Given exercise => Continue the California Oak Report passage, starting right after its final sentence.

Supplied passage =>
California Oak Report

Yes on Prop 40
Proposition 40, the Clean Water, Clean Air, Safe Neighborhood Parks, and Coastal Protection Act, will provide $75,000,000 for grants for the preservation of agricultural lands and grazing lands, including oak woodlands. On March 5 please vote yes on Proposition 40.

Oak Symposium
The following abridged policy paper was presented at the recent Symposium on Oak Woodlands: Oaks in California's Changing Landscape. This study illustrates the need for a statewide measure to conserve oak woodland ecosystem values. All papers presented at the oak symposium will soon be available at http://danr.ucop.edu/ihrmp/.

Supplied records =>
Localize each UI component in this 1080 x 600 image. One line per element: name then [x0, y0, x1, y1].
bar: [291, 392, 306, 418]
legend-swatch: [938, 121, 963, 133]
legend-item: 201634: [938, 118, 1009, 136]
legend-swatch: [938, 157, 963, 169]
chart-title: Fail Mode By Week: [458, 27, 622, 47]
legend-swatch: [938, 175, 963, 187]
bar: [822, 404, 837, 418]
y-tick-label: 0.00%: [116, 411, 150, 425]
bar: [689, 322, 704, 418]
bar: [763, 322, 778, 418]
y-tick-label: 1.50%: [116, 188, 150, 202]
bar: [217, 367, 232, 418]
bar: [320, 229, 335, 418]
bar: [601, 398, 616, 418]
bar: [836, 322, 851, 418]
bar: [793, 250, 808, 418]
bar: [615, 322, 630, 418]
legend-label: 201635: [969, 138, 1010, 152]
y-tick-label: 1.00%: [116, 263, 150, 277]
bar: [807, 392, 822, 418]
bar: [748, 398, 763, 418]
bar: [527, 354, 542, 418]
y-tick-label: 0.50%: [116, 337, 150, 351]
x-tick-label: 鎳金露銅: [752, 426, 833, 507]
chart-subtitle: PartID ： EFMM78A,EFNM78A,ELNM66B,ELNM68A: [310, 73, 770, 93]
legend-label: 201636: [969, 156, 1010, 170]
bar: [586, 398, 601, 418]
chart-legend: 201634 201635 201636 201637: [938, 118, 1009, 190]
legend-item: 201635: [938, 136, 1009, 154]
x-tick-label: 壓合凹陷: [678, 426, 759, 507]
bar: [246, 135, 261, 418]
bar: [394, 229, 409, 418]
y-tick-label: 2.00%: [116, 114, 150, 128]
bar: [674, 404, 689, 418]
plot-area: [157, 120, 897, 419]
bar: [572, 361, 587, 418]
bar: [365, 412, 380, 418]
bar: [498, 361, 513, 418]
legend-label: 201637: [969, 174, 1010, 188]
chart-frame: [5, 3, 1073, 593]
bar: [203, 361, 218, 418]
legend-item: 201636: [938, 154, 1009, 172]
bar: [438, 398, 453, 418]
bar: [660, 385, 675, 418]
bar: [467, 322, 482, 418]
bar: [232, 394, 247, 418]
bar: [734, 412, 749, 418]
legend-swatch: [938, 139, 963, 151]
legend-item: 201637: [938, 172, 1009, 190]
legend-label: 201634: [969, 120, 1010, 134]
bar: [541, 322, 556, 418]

Task answer =>
Inconsistent application of environmental laws and policies to California's oak woodlands
Gregory A. Giusti and Adina M. Merenlender
University of California

Abstract
We examine inconsistencies in the application of environmental laws and policies to California's oak woodlands and associated resources. Specifically, large-scale vegetation removal receive different levels of environmental oversight depending on location, tree species, and the final land use designation. Hence, situations arise where the scale of impacts to the ecosystem can be similar but are regulated differently depending on forest type. These inconsistencies can lead to environmental impacts, confusion, and inherent inequities among private landowners. The historical, institutional, and political climate under which the Forest Practice Act and California Environmental Quality Act were developed has resulted in the dichotomy that oak woodlands face. We use agricultural development in California's North Coast watersheds and the potential impacts to anadromous fish conservation to illustrate the problem. Examining this scenario provides a better understanding of how and why oak woodland resources continue to diminish in some parts of California.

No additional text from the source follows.